What is being asked:
Transcribe the listing that follows in full, omitting pictures.

Provided records:
(begin)

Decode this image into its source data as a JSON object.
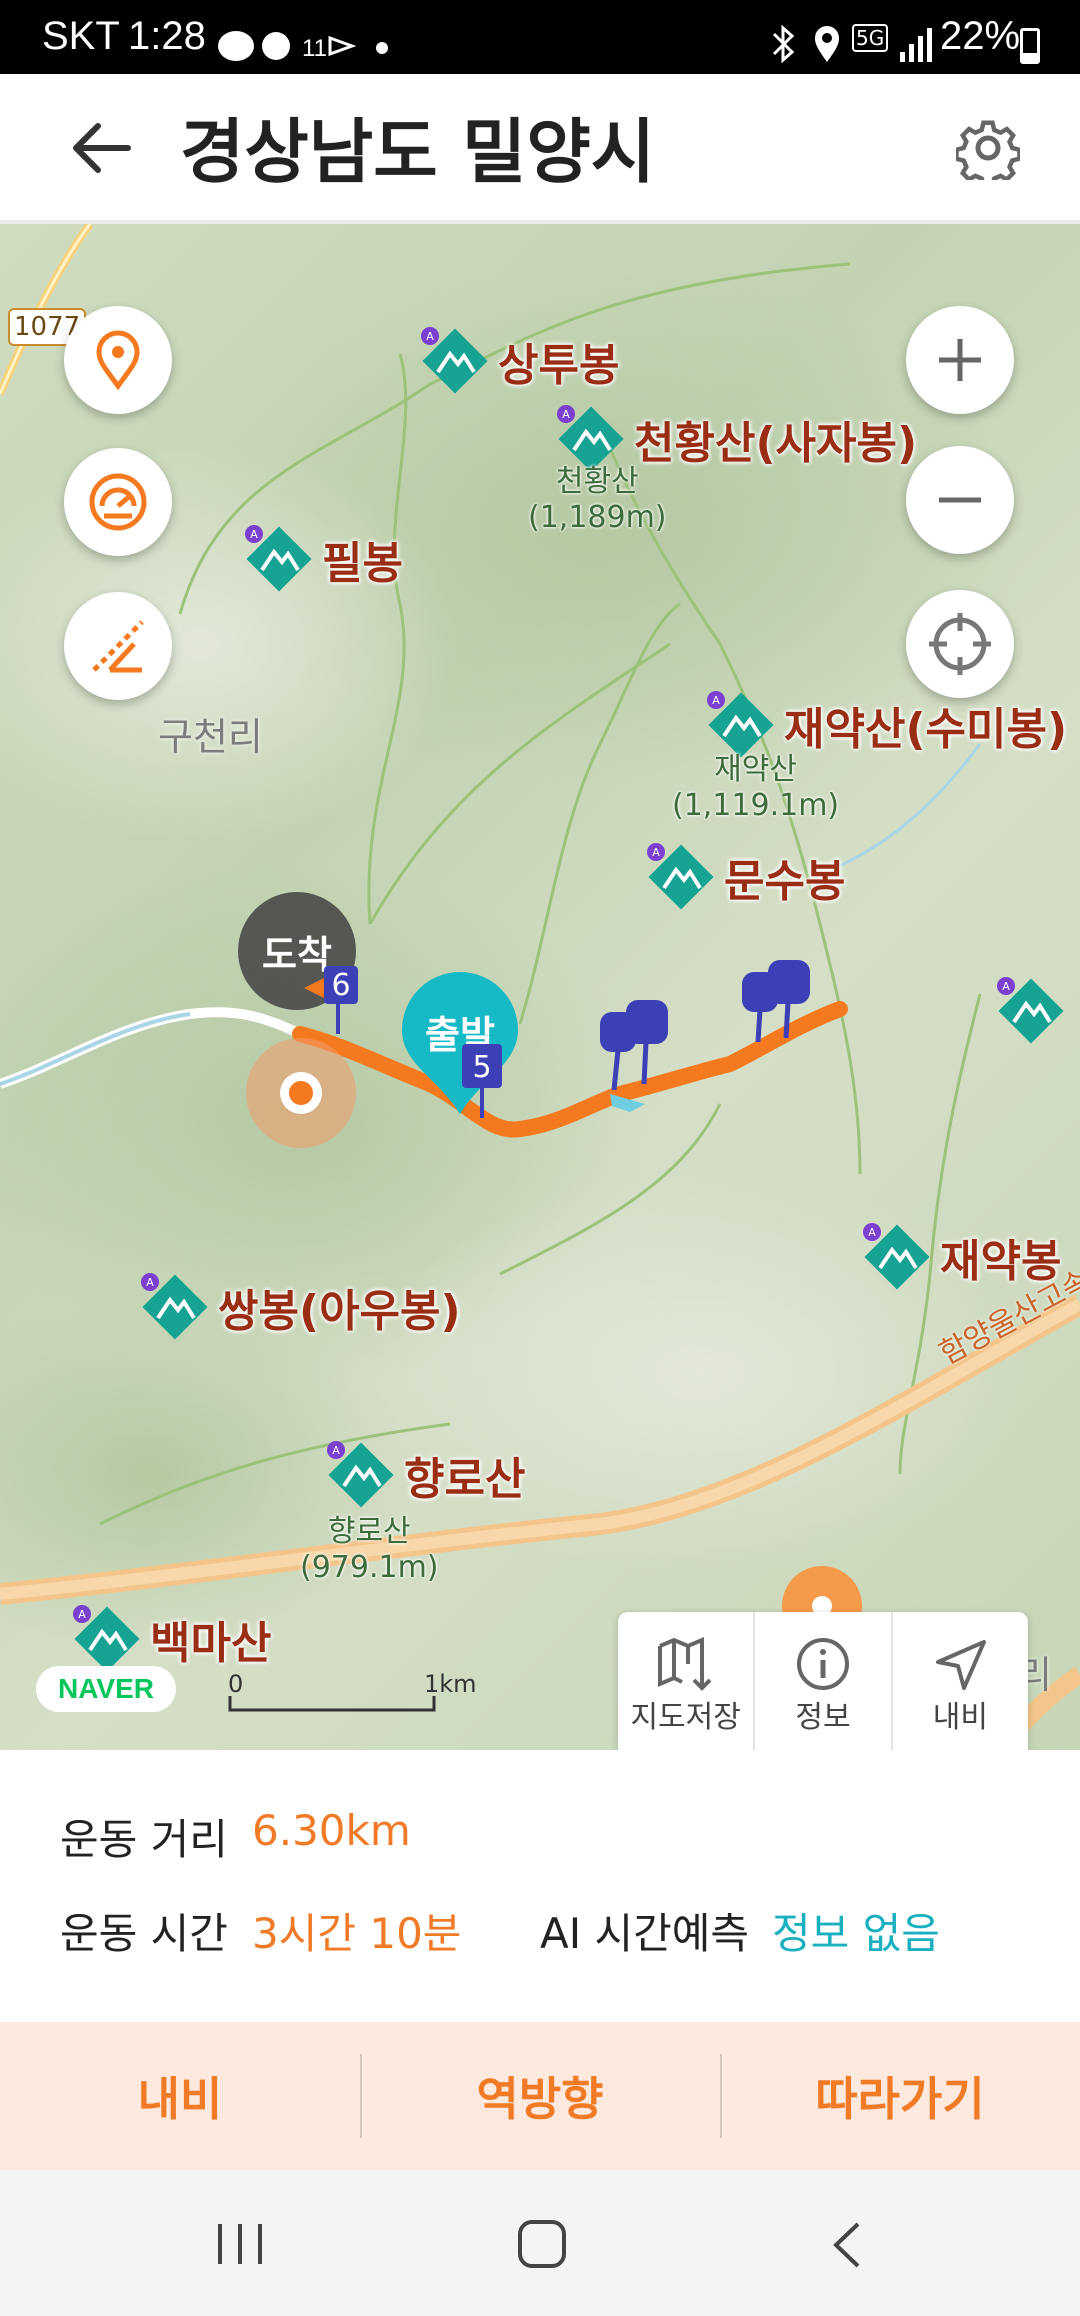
{
  "status_bar": {
    "carrier": "SKT",
    "time": "1:28",
    "battery": "22%",
    "network": "5G",
    "icons": [
      "talk-icon",
      "settings-app-icon",
      "notification-icon",
      "dot-icon",
      "bluetooth-icon",
      "location-icon",
      "signal-icon",
      "battery-icon"
    ]
  },
  "header": {
    "title": "경상남도 밀양시",
    "back_icon": "back-arrow-icon",
    "settings_icon": "gear-icon"
  },
  "map": {
    "road_number": "1077",
    "peaks": [
      {
        "name": "상투봉"
      },
      {
        "name": "천황산(사자봉)",
        "elev_name": "천황산",
        "elev": "(1,189m)"
      },
      {
        "name": "재약산(수미봉)",
        "elev_name": "재약산",
        "elev": "(1,119.1m)"
      },
      {
        "name": "필봉"
      },
      {
        "name": "문수봉"
      },
      {
        "name": "재약봉"
      },
      {
        "name": "쌍봉(아우봉)"
      },
      {
        "name": "향로산",
        "elev_name": "향로산",
        "elev": "(979.1m)"
      },
      {
        "name": "백마산"
      }
    ],
    "villages": [
      "구천리",
      "선리"
    ],
    "road_label": "함양울산고속",
    "markers": {
      "arrival": "도착",
      "departure": "출발",
      "flag_arrival": "6",
      "flag_departure": "5"
    },
    "scale": {
      "start": "0",
      "end": "1km"
    },
    "brand": "NAVER",
    "controls": [
      "location-pin-button",
      "speedometer-button",
      "slope-button",
      "zoom-in-button",
      "zoom-out-button",
      "recenter-button"
    ],
    "actions": [
      {
        "label": "지도저장",
        "icon": "map-save-icon"
      },
      {
        "label": "정보",
        "icon": "info-icon"
      },
      {
        "label": "내비",
        "icon": "navigation-icon"
      }
    ],
    "colors": {
      "route": "#f5791f",
      "peak_icon": "#16a394",
      "marker_teal": "#16b9c6",
      "flag": "#3c3fb6"
    }
  },
  "info": {
    "distance_label": "운동 거리",
    "distance_value": "6.30km",
    "time_label": "운동 시간",
    "time_value": "3시간 10분",
    "ai_label": "AI 시간예측",
    "ai_value": "정보 없음"
  },
  "bottom_buttons": [
    "내비",
    "역방향",
    "따라가기"
  ],
  "nav_bar": {
    "icons": [
      "recent-apps-icon",
      "home-icon",
      "back-icon"
    ]
  }
}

(end)

The reply:
Decode this image into its source data as a JSON object.
{
  "status_bar": {
    "carrier": "SKT",
    "time": "1:28",
    "battery": "22%",
    "network": "5G",
    "icons": [
      "talk-icon",
      "settings-app-icon",
      "notification-icon",
      "dot-icon",
      "bluetooth-icon",
      "location-icon",
      "signal-icon",
      "battery-icon"
    ]
  },
  "header": {
    "title": "경상남도 밀양시",
    "back_icon": "back-arrow-icon",
    "settings_icon": "gear-icon"
  },
  "map": {
    "road_number": "1077",
    "peaks": [
      {
        "name": "상투봉"
      },
      {
        "name": "천황산(사자봉)",
        "elev_name": "천황산",
        "elev": "(1,189m)"
      },
      {
        "name": "재약산(수미봉)",
        "elev_name": "재약산",
        "elev": "(1,119.1m)"
      },
      {
        "name": "필봉"
      },
      {
        "name": "문수봉"
      },
      {
        "name": "재약봉"
      },
      {
        "name": "쌍봉(아우봉)"
      },
      {
        "name": "향로산",
        "elev_name": "향로산",
        "elev": "(979.1m)"
      },
      {
        "name": "백마산"
      }
    ],
    "villages": [
      "구천리",
      "선리"
    ],
    "road_label": "함양울산고속",
    "markers": {
      "arrival": "도착",
      "departure": "출발",
      "flag_arrival": "6",
      "flag_departure": "5"
    },
    "scale": {
      "start": "0",
      "end": "1km"
    },
    "brand": "NAVER",
    "controls": [
      "location-pin-button",
      "speedometer-button",
      "slope-button",
      "zoom-in-button",
      "zoom-out-button",
      "recenter-button"
    ],
    "actions": [
      {
        "label": "지도저장",
        "icon": "map-save-icon"
      },
      {
        "label": "정보",
        "icon": "info-icon"
      },
      {
        "label": "내비",
        "icon": "navigation-icon"
      }
    ],
    "colors": {
      "route": "#f5791f",
      "peak_icon": "#16a394",
      "marker_teal": "#16b9c6",
      "flag": "#3c3fb6"
    }
  },
  "info": {
    "distance_label": "운동 거리",
    "distance_value": "6.30km",
    "time_label": "운동 시간",
    "time_value": "3시간 10분",
    "ai_label": "AI 시간예측",
    "ai_value": "정보 없음"
  },
  "bottom_buttons": [
    "내비",
    "역방향",
    "따라가기"
  ],
  "nav_bar": {
    "icons": [
      "recent-apps-icon",
      "home-icon",
      "back-icon"
    ]
  }
}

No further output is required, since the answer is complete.